[Goal]:
Copy each line of the material below that includes the string "notes".

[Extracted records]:
◇ ◇ ◇
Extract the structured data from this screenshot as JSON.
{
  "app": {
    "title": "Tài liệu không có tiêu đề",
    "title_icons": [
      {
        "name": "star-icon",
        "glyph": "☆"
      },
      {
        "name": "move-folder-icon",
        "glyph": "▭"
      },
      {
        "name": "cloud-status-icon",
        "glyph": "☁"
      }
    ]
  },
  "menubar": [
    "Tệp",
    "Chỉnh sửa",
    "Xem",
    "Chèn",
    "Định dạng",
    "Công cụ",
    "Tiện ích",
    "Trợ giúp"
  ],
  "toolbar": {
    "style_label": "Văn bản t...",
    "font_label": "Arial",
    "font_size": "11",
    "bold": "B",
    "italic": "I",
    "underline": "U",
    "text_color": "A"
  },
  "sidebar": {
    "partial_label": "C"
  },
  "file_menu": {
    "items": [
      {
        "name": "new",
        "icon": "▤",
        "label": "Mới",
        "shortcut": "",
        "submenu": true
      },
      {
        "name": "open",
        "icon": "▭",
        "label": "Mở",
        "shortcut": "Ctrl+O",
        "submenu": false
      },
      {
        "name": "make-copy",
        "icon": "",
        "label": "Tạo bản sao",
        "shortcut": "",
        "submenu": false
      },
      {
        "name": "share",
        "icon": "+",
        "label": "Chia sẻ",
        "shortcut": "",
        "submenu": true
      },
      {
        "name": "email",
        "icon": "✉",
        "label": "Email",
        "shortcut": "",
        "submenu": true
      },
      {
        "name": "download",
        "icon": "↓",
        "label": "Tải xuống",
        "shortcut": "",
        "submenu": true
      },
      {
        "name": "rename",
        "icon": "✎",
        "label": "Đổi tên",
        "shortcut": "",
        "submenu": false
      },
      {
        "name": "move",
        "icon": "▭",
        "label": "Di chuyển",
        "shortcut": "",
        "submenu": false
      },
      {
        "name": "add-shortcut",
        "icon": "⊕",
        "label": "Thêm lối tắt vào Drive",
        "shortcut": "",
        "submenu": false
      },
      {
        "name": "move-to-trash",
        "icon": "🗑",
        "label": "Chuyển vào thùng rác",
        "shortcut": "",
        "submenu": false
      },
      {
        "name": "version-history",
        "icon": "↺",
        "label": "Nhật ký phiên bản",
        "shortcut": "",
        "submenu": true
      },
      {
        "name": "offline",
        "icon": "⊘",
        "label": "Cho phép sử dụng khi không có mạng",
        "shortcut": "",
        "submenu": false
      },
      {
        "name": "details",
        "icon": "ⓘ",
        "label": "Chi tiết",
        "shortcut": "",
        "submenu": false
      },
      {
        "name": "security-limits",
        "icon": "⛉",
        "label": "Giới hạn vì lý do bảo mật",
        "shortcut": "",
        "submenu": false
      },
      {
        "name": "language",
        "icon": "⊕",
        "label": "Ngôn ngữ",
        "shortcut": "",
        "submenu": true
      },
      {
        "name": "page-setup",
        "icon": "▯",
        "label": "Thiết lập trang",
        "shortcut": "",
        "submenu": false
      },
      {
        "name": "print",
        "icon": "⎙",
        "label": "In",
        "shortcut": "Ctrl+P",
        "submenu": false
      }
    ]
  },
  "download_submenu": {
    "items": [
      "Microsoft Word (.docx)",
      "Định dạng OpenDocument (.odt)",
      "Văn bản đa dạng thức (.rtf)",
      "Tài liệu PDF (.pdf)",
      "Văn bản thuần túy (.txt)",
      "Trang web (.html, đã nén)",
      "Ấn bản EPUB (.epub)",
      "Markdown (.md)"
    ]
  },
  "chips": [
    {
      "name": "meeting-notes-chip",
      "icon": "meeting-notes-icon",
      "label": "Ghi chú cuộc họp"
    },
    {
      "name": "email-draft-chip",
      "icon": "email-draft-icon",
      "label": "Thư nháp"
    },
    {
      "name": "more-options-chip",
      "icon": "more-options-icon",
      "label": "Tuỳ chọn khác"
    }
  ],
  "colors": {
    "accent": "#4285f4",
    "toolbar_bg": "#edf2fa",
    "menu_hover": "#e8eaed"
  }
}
◇ ◇ ◇
[Solution to this task]:
      "name": "meeting-notes-chip",
      "icon": "meeting-notes-icon",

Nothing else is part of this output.